- _DO THIS_: List each line in which the string "brake" appears.

★ ★ ★ ★ ★

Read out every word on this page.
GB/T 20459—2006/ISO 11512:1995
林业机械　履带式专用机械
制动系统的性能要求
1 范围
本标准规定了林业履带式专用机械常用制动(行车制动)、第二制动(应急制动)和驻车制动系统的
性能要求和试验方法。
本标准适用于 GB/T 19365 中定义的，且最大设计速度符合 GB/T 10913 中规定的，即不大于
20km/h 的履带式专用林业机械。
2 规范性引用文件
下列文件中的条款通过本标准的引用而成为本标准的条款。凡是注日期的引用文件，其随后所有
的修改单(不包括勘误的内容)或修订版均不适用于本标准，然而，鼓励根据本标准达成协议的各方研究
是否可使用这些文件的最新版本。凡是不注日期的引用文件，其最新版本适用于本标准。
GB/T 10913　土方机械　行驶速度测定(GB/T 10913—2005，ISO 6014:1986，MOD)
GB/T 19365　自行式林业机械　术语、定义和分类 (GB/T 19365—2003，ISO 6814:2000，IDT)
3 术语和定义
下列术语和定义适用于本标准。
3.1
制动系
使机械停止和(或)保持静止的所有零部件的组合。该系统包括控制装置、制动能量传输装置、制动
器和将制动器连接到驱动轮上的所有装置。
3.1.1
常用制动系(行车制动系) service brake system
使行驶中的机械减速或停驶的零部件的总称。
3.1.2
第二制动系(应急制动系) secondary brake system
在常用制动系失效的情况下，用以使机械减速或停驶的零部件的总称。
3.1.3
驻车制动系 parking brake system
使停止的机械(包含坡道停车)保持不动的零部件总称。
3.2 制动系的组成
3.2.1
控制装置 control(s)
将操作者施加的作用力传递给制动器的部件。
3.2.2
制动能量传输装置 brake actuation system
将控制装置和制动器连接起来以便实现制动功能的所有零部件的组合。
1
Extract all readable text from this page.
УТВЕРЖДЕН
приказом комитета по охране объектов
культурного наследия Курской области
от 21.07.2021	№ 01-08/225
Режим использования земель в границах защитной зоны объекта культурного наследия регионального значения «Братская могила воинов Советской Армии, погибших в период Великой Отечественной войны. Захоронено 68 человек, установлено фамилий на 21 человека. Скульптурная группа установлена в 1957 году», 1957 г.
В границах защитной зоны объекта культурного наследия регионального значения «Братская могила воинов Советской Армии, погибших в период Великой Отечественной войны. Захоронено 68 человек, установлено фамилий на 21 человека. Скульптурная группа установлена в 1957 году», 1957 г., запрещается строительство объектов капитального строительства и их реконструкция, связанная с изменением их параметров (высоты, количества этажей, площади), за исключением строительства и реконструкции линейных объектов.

★ ★ ★ ★ ★

- _SOLVED PROBLEM_:
常用制动系(行车制动系) service brake system
第二制动系(应急制动系) secondary brake system
驻车制动系 parking brake system
制动能量传输装置 brake actuation system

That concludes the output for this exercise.